== DATASET ==

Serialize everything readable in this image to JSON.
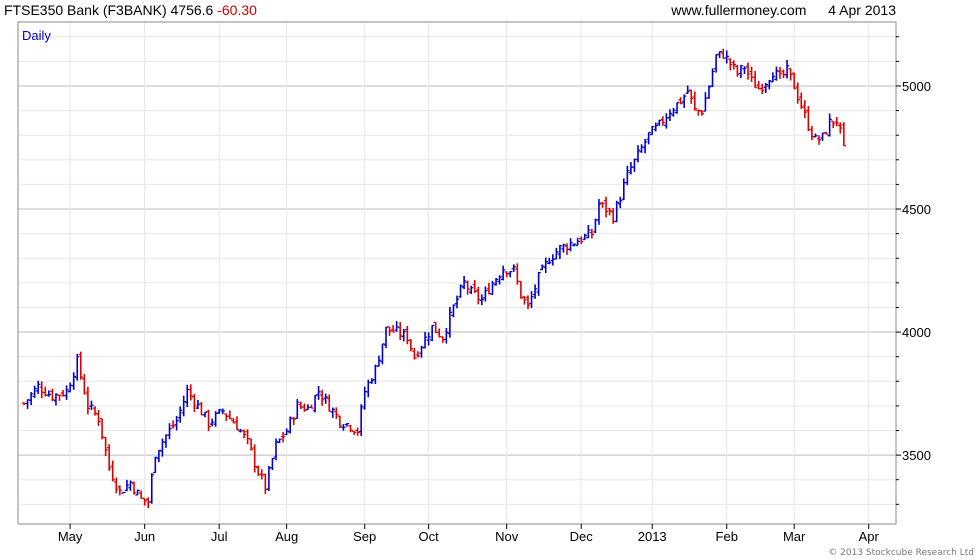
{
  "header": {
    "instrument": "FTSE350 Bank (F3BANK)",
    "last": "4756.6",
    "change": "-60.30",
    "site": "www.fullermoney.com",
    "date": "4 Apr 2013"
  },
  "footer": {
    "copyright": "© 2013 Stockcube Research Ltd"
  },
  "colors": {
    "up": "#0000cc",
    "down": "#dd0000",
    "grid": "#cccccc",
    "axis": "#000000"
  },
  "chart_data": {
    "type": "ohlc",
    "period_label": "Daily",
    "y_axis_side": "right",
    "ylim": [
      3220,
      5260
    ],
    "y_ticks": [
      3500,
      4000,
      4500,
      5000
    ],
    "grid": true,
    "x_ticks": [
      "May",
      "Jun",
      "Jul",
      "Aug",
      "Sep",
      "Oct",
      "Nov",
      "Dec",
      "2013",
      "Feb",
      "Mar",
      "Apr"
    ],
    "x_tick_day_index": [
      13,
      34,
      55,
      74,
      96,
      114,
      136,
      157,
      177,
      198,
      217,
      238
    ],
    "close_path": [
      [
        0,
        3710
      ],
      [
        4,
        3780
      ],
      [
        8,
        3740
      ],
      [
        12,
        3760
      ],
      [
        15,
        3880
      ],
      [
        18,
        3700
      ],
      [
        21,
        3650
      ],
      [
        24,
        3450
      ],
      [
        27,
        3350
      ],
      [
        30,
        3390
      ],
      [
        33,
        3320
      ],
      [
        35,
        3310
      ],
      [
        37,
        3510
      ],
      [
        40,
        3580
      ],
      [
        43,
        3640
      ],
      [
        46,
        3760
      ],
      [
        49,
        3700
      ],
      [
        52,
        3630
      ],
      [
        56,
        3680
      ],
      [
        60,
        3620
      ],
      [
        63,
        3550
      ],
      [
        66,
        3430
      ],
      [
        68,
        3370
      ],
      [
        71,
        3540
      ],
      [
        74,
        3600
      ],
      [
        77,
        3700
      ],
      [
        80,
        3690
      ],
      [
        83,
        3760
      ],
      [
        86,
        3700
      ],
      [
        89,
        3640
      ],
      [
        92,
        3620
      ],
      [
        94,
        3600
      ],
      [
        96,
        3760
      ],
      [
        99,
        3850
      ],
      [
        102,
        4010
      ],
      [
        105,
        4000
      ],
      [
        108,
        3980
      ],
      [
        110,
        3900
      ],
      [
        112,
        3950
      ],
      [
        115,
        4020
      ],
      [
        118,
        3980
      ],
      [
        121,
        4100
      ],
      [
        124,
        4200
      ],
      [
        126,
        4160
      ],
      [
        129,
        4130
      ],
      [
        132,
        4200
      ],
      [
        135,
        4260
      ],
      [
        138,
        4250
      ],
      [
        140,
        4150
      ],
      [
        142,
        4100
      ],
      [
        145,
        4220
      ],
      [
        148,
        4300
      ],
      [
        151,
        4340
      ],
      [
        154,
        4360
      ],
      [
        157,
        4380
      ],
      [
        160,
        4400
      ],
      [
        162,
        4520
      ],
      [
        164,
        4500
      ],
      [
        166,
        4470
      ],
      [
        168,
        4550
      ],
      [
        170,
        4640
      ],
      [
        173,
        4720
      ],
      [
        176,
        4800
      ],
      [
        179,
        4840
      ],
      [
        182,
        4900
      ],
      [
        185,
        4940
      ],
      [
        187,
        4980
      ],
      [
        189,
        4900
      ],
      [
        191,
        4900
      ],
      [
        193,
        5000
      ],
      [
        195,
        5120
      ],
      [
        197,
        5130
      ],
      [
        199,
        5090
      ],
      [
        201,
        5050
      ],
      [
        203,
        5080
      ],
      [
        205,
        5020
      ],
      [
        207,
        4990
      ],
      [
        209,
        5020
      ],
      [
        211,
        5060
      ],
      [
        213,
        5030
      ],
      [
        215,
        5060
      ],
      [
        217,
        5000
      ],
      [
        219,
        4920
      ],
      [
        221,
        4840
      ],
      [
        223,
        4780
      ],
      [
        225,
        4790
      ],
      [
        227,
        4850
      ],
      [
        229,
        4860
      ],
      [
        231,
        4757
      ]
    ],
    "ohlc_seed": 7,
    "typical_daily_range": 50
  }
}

===
== DATASET ==

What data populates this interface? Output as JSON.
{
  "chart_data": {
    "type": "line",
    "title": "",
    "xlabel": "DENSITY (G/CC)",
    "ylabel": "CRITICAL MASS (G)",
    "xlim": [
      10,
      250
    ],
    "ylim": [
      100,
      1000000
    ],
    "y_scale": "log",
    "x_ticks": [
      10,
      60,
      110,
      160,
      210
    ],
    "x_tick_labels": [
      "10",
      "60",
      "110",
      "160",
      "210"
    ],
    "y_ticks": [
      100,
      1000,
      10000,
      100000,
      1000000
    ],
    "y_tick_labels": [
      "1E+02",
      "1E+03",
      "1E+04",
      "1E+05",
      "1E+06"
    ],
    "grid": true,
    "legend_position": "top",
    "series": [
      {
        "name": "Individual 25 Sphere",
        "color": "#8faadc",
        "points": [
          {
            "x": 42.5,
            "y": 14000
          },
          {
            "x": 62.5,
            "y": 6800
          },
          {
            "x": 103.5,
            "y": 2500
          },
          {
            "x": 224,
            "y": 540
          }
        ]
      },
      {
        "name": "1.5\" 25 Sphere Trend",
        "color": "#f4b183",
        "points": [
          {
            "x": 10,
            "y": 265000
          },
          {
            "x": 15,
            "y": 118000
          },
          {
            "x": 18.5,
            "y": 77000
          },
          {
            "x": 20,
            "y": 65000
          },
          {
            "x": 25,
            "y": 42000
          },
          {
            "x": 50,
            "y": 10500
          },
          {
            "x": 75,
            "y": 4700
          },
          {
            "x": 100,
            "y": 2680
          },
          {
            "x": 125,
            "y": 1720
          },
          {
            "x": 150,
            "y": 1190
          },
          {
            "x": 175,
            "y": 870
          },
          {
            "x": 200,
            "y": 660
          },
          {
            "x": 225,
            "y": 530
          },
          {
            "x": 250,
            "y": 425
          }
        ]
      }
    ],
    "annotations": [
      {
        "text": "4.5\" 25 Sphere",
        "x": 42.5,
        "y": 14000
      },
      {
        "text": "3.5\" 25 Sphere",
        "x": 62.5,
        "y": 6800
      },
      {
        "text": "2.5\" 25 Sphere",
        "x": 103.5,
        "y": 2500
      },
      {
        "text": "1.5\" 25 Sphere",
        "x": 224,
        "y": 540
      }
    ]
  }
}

===
== DATASET ==

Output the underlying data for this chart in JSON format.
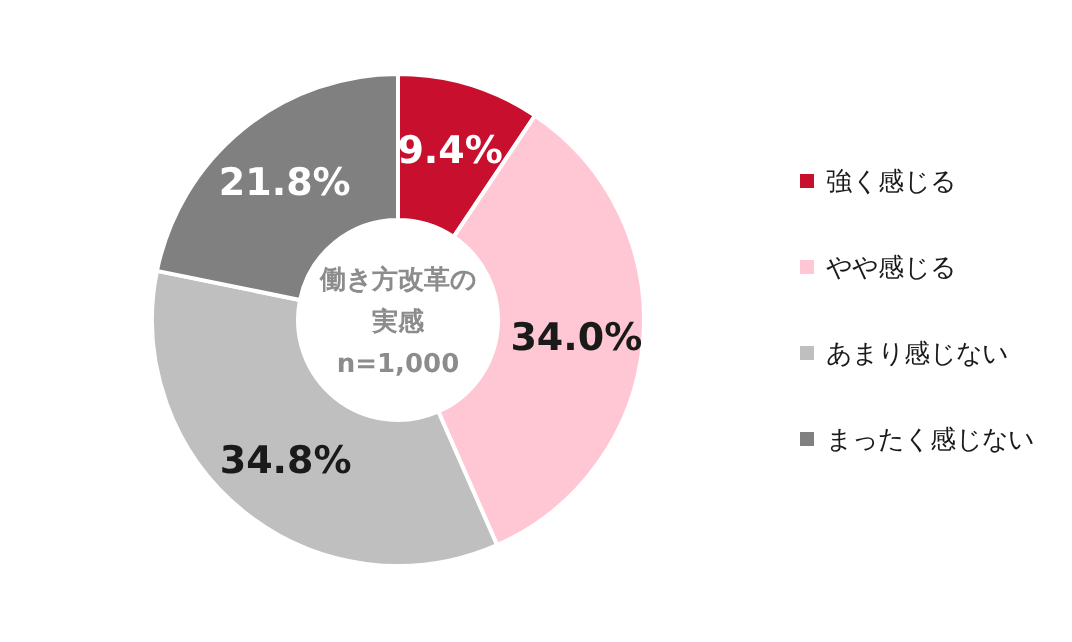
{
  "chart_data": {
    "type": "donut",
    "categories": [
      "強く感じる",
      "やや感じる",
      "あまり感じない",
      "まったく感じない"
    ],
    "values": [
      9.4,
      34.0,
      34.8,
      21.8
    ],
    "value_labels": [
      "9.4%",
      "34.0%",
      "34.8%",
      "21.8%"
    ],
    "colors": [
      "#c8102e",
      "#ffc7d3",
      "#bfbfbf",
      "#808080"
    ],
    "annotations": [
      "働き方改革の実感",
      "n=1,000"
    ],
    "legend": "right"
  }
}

===

**WORK TO DO:** Copy out every line of the listing that contains the string "this".

**EXERCISE SOLUTION:**
Serialize everything readable in this image to JSON.
What data populates this interface? Output as JSON.
Output the underlying data for this chart in JSON format.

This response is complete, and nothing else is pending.